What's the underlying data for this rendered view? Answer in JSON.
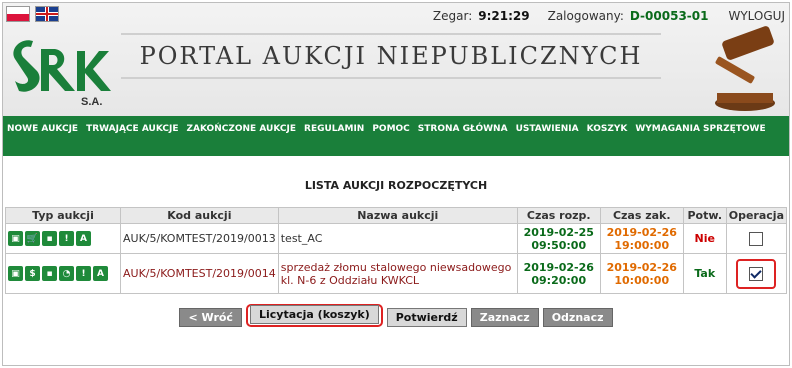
{
  "header": {
    "clock_label": "Zegar:",
    "clock_value": "9:21:29",
    "logged_label": "Zalogowany:",
    "user_id": "D-00053-01",
    "logout": "WYLOGUJ",
    "portal_title": "PORTAL AUKCJI NIEPUBLICZNYCH",
    "logo_text": "SRK",
    "logo_sub": "S.A."
  },
  "nav": [
    "NOWE AUKCJE",
    "TRWAJĄCE AUKCJE",
    "ZAKOŃCZONE AUKCJE",
    "REGULAMIN",
    "POMOC",
    "STRONA GŁÓWNA",
    "USTAWIENIA",
    "KOSZYK",
    "WYMAGANIA SPRZĘTOWE"
  ],
  "section_title": "LISTA AUKCJI ROZPOCZĘTYCH",
  "table": {
    "headers": [
      "Typ aukcji",
      "Kod aukcji",
      "Nazwa aukcji",
      "Czas rozp.",
      "Czas zak.",
      "Potw.",
      "Operacja"
    ],
    "rows": [
      {
        "icons": [
          "▣",
          "🛒",
          "▪",
          "!",
          "A"
        ],
        "code": "AUK/5/KOMTEST/2019/0013",
        "name": "test_AC",
        "start_date": "2019-02-25",
        "start_time": "09:50:00",
        "end_date": "2019-02-26",
        "end_time": "19:00:00",
        "confirm": "Nie",
        "checked": false
      },
      {
        "icons": [
          "▣",
          "$",
          "▪",
          "◔",
          "!",
          "A"
        ],
        "code": "AUK/5/KOMTEST/2019/0014",
        "name": "sprzedaż złomu stalowego niewsadowego kl. N-6 z Oddziału KWKCL",
        "start_date": "2019-02-26",
        "start_time": "09:20:00",
        "end_date": "2019-02-26",
        "end_time": "10:00:00",
        "confirm": "Tak",
        "checked": true
      }
    ]
  },
  "buttons": {
    "back": "< Wróć",
    "licytacja": "Licytacja (koszyk)",
    "confirm": "Potwierdź",
    "select_all": "Zaznacz",
    "deselect_all": "Odznacz"
  }
}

= = = = = = =

(Your instructions): Check the data for the word "KOMTEST" and pull out the lines that have it.

(Reply to the task):
        "code": "AUK/5/KOMTEST/2019/0013",
        "code": "AUK/5/KOMTEST/2019/0014",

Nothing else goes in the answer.